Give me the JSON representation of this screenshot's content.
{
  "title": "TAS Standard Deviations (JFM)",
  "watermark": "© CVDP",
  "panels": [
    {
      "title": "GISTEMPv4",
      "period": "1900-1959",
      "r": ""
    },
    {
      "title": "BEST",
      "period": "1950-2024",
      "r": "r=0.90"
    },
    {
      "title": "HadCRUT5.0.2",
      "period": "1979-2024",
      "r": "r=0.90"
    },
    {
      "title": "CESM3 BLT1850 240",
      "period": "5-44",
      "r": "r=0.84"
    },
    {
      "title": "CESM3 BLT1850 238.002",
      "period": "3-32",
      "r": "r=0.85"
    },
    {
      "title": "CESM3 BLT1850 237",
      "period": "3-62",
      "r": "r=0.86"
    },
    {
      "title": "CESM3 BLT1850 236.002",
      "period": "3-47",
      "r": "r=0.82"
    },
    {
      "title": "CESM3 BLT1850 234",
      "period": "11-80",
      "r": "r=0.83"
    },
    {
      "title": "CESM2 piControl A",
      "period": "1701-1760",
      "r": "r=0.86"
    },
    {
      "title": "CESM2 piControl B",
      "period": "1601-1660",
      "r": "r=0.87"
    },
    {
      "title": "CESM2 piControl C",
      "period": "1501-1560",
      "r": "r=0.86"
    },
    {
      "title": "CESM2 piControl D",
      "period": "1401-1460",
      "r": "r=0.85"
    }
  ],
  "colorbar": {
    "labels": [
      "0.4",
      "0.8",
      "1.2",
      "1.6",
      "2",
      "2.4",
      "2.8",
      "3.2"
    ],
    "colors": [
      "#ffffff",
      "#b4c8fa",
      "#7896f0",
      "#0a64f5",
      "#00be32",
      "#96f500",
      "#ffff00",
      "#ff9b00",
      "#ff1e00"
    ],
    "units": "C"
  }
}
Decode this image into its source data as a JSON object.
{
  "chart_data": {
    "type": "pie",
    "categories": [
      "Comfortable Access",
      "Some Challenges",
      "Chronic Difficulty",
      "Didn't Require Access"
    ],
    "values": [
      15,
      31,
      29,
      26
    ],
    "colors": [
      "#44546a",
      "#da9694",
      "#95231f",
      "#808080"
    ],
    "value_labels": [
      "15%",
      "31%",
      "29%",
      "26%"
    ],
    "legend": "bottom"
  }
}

◆ ◆ ◆ ◆ ◆

Which lines of the material contain the string "period"? List each of them.

      "period": "1900-1959",
      "period": "1950-2024",
      "period": "1979-2024",
      "period": "5-44",
      "period": "3-32",
      "period": "3-62",
      "period": "3-47",
      "period": "11-80",
      "period": "1701-1760",
      "period": "1601-1660",
      "period": "1501-1560",
      "period": "1401-1460",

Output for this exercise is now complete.